Would you return the complete listing below word for word?

[Dataset records]
----------

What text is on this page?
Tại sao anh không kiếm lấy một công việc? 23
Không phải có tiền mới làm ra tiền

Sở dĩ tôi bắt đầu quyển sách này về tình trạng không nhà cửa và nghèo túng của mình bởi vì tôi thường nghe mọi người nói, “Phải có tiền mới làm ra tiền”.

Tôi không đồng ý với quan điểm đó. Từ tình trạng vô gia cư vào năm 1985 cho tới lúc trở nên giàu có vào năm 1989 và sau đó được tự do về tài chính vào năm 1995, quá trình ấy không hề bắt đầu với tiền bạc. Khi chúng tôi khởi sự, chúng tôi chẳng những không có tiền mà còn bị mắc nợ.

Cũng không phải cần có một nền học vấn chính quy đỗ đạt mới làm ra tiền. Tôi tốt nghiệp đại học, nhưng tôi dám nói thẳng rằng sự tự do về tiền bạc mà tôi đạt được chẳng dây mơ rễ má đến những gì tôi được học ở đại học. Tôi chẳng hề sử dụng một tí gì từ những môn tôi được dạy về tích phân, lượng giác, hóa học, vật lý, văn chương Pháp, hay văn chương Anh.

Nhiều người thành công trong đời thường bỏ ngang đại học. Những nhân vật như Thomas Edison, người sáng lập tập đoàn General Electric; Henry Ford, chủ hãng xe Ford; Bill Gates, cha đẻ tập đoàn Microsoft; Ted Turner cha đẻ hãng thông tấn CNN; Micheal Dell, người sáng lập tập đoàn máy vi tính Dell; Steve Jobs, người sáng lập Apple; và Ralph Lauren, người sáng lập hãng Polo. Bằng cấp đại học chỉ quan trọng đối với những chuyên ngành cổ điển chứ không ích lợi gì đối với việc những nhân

----------

OUTPUT OF THE EXERCISE:
What text is on this page?
Tại sao anh không kiếm lấy một công việc? 23
Không phải có tiền mới làm ra tiền

Sở dĩ tôi bắt đầu quyển sách này về tình trạng không nhà cửa và nghèo túng của mình bởi vì tôi thường nghe mọi người nói, “Phải có tiền mới làm ra tiền”.

Tôi không đồng ý với quan điểm đó. Từ tình trạng vô gia cư vào năm 1985 cho tới lúc trở nên giàu có vào năm 1989 và sau đó được tự do về tài chính vào năm 1995, quá trình ấy không hề bắt đầu với tiền bạc. Khi chúng tôi khởi sự, chúng tôi chẳng những không có tiền mà còn bị mắc nợ.

Cũng không phải cần có một nền học vấn chính quy đỗ đạt mới làm ra tiền. Tôi tốt nghiệp đại học, nhưng tôi dám nói thẳng rằng sự tự do về tiền bạc mà tôi đạt được chẳng dây mơ rễ má đến những gì tôi được học ở đại học. Tôi chẳng hề sử dụng một tí gì từ những môn tôi được dạy về tích phân, lượng giác, hóa học, vật lý, văn chương Pháp, hay văn chương Anh.

Nhiều người thành công trong đời thường bỏ ngang đại học. Những nhân vật như Thomas Edison, người sáng lập tập đoàn General Electric; Henry Ford, chủ hãng xe Ford; Bill Gates, cha đẻ tập đoàn Microsoft; Ted Turner cha đẻ hãng thông tấn CNN; Micheal Dell, người sáng lập tập đoàn máy vi tính Dell; Steve Jobs, người sáng lập Apple; và Ralph Lauren, người sáng lập hãng Polo. Bằng cấp đại học chỉ quan trọng đối với những chuyên ngành cổ điển chứ không ích lợi gì đối với việc những nhân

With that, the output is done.